- Exercise -
Output each line of the material exactly as it stands.
--- BEGIN Input data ---
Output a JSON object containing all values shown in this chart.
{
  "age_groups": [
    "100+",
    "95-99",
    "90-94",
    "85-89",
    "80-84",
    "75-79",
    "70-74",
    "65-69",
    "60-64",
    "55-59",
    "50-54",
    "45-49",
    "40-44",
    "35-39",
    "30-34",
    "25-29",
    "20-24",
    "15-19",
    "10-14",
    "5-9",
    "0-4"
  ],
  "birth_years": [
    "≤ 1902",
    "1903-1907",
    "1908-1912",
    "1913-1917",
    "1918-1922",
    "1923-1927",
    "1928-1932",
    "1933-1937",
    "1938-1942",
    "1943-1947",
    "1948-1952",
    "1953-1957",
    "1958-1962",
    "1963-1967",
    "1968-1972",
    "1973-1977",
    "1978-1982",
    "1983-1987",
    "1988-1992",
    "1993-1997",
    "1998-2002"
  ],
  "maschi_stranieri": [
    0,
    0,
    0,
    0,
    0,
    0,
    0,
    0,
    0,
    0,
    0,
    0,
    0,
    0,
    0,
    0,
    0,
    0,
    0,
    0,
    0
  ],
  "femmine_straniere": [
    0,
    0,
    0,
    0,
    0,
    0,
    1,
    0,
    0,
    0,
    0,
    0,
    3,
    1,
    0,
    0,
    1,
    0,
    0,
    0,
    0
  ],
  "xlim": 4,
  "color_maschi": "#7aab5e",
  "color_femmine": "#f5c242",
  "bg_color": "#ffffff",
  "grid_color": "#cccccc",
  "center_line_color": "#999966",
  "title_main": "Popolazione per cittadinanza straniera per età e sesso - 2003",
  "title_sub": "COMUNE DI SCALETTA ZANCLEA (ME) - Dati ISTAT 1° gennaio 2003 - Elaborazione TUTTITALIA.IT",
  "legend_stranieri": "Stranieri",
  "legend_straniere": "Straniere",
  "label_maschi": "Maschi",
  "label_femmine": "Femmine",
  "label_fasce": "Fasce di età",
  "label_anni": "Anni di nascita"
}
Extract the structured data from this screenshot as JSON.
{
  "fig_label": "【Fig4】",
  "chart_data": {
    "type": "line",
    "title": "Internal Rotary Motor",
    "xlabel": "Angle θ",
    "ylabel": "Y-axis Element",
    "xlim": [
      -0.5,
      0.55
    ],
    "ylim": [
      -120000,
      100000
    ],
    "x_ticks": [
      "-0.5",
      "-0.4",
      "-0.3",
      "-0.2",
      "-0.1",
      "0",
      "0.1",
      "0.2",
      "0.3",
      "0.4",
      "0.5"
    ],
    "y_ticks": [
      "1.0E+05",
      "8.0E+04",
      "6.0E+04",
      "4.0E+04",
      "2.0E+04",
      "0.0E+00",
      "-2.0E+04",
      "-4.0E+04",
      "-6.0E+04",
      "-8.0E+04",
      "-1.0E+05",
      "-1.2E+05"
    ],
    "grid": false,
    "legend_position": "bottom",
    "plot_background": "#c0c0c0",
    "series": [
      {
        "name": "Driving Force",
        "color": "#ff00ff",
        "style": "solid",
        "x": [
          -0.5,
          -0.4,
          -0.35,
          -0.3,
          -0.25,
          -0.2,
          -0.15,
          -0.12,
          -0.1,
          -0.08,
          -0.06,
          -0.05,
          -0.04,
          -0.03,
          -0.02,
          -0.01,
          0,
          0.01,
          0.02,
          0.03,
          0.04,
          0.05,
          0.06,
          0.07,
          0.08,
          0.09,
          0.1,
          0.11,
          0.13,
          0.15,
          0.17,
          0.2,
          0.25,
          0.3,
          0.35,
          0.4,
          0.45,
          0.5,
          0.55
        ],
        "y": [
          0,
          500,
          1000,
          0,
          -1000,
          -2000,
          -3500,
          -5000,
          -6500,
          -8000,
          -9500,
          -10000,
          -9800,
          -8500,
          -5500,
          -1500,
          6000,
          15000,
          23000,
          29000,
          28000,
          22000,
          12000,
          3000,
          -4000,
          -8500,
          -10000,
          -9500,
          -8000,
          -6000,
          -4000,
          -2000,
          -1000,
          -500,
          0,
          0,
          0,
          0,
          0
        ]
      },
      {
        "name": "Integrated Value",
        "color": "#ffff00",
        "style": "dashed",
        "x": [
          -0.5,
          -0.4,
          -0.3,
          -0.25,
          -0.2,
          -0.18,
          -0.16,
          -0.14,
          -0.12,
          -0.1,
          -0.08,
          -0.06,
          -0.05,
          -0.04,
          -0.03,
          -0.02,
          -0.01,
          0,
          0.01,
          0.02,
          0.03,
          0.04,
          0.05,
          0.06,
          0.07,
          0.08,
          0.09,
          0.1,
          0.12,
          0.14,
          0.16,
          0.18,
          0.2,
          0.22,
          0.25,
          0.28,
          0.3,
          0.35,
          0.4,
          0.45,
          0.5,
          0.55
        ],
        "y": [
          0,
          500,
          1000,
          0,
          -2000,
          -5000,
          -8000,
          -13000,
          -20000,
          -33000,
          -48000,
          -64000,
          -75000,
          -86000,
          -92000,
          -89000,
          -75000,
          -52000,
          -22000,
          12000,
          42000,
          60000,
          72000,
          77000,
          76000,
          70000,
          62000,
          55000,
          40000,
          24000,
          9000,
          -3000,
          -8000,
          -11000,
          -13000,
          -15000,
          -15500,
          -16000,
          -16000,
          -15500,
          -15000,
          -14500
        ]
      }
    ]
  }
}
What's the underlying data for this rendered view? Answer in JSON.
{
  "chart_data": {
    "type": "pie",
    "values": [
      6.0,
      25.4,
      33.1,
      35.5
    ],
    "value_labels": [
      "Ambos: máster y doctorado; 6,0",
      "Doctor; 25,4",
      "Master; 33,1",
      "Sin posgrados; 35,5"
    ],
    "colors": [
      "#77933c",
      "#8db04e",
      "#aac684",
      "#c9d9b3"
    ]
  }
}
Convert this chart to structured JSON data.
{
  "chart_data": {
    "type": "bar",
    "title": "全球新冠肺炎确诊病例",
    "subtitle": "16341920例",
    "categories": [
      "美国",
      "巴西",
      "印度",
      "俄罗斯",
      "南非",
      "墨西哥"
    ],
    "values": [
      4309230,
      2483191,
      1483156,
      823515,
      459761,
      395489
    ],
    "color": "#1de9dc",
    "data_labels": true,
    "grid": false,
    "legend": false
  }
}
--- END Input data ---
- Response -
Output a JSON object containing all values shown in this chart.
{
  "age_groups": [
    "100+",
    "95-99",
    "90-94",
    "85-89",
    "80-84",
    "75-79",
    "70-74",
    "65-69",
    "60-64",
    "55-59",
    "50-54",
    "45-49",
    "40-44",
    "35-39",
    "30-34",
    "25-29",
    "20-24",
    "15-19",
    "10-14",
    "5-9",
    "0-4"
  ],
  "birth_years": [
    "≤ 1902",
    "1903-1907",
    "1908-1912",
    "1913-1917",
    "1918-1922",
    "1923-1927",
    "1928-1932",
    "1933-1937",
    "1938-1942",
    "1943-1947",
    "1948-1952",
    "1953-1957",
    "1958-1962",
    "1963-1967",
    "1968-1972",
    "1973-1977",
    "1978-1982",
    "1983-1987",
    "1988-1992",
    "1993-1997",
    "1998-2002"
  ],
  "maschi_stranieri": [
    0,
    0,
    0,
    0,
    0,
    0,
    0,
    0,
    0,
    0,
    0,
    0,
    0,
    0,
    0,
    0,
    0,
    0,
    0,
    0,
    0
  ],
  "femmine_straniere": [
    0,
    0,
    0,
    0,
    0,
    0,
    1,
    0,
    0,
    0,
    0,
    0,
    3,
    1,
    0,
    0,
    1,
    0,
    0,
    0,
    0
  ],
  "xlim": 4,
  "color_maschi": "#7aab5e",
  "color_femmine": "#f5c242",
  "bg_color": "#ffffff",
  "grid_color": "#cccccc",
  "center_line_color": "#999966",
  "title_main": "Popolazione per cittadinanza straniera per età e sesso - 2003",
  "title_sub": "COMUNE DI SCALETTA ZANCLEA (ME) - Dati ISTAT 1° gennaio 2003 - Elaborazione TUTTITALIA.IT",
  "legend_stranieri": "Stranieri",
  "legend_straniere": "Straniere",
  "label_maschi": "Maschi",
  "label_femmine": "Femmine",
  "label_fasce": "Fasce di età",
  "label_anni": "Anni di nascita"
}
Extract the structured data from this screenshot as JSON.
{
  "fig_label": "【Fig4】",
  "chart_data": {
    "type": "line",
    "title": "Internal Rotary Motor",
    "xlabel": "Angle θ",
    "ylabel": "Y-axis Element",
    "xlim": [
      -0.5,
      0.55
    ],
    "ylim": [
      -120000,
      100000
    ],
    "x_ticks": [
      "-0.5",
      "-0.4",
      "-0.3",
      "-0.2",
      "-0.1",
      "0",
      "0.1",
      "0.2",
      "0.3",
      "0.4",
      "0.5"
    ],
    "y_ticks": [
      "1.0E+05",
      "8.0E+04",
      "6.0E+04",
      "4.0E+04",
      "2.0E+04",
      "0.0E+00",
      "-2.0E+04",
      "-4.0E+04",
      "-6.0E+04",
      "-8.0E+04",
      "-1.0E+05",
      "-1.2E+05"
    ],
    "grid": false,
    "legend_position": "bottom",
    "plot_background": "#c0c0c0",
    "series": [
      {
        "name": "Driving Force",
        "color": "#ff00ff",
        "style": "solid",
        "x": [
          -0.5,
          -0.4,
          -0.35,
          -0.3,
          -0.25,
          -0.2,
          -0.15,
          -0.12,
          -0.1,
          -0.08,
          -0.06,
          -0.05,
          -0.04,
          -0.03,
          -0.02,
          -0.01,
          0,
          0.01,
          0.02,
          0.03,
          0.04,
          0.05,
          0.06,
          0.07,
          0.08,
          0.09,
          0.1,
          0.11,
          0.13,
          0.15,
          0.17,
          0.2,
          0.25,
          0.3,
          0.35,
          0.4,
          0.45,
          0.5,
          0.55
        ],
        "y": [
          0,
          500,
          1000,
          0,
          -1000,
          -2000,
          -3500,
          -5000,
          -6500,
          -8000,
          -9500,
          -10000,
          -9800,
          -8500,
          -5500,
          -1500,
          6000,
          15000,
          23000,
          29000,
          28000,
          22000,
          12000,
          3000,
          -4000,
          -8500,
          -10000,
          -9500,
          -8000,
          -6000,
          -4000,
          -2000,
          -1000,
          -500,
          0,
          0,
          0,
          0,
          0
        ]
      },
      {
        "name": "Integrated Value",
        "color": "#ffff00",
        "style": "dashed",
        "x": [
          -0.5,
          -0.4,
          -0.3,
          -0.25,
          -0.2,
          -0.18,
          -0.16,
          -0.14,
          -0.12,
          -0.1,
          -0.08,
          -0.06,
          -0.05,
          -0.04,
          -0.03,
          -0.02,
          -0.01,
          0,
          0.01,
          0.02,
          0.03,
          0.04,
          0.05,
          0.06,
          0.07,
          0.08,
          0.09,
          0.1,
          0.12,
          0.14,
          0.16,
          0.18,
          0.2,
          0.22,
          0.25,
          0.28,
          0.3,
          0.35,
          0.4,
          0.45,
          0.5,
          0.55
        ],
        "y": [
          0,
          500,
          1000,
          0,
          -2000,
          -5000,
          -8000,
          -13000,
          -20000,
          -33000,
          -48000,
          -64000,
          -75000,
          -86000,
          -92000,
          -89000,
          -75000,
          -52000,
          -22000,
          12000,
          42000,
          60000,
          72000,
          77000,
          76000,
          70000,
          62000,
          55000,
          40000,
          24000,
          9000,
          -3000,
          -8000,
          -11000,
          -13000,
          -15000,
          -15500,
          -16000,
          -16000,
          -15500,
          -15000,
          -14500
        ]
      }
    ]
  }
}
What's the underlying data for this rendered view? Answer in JSON.
{
  "chart_data": {
    "type": "pie",
    "values": [
      6.0,
      25.4,
      33.1,
      35.5
    ],
    "value_labels": [
      "Ambos: máster y doctorado; 6,0",
      "Doctor; 25,4",
      "Master; 33,1",
      "Sin posgrados; 35,5"
    ],
    "colors": [
      "#77933c",
      "#8db04e",
      "#aac684",
      "#c9d9b3"
    ]
  }
}
Convert this chart to structured JSON data.
{
  "chart_data": {
    "type": "bar",
    "title": "全球新冠肺炎确诊病例",
    "subtitle": "16341920例",
    "categories": [
      "美国",
      "巴西",
      "印度",
      "俄罗斯",
      "南非",
      "墨西哥"
    ],
    "values": [
      4309230,
      2483191,
      1483156,
      823515,
      459761,
      395489
    ],
    "color": "#1de9dc",
    "data_labels": true,
    "grid": false,
    "legend": false
  }
}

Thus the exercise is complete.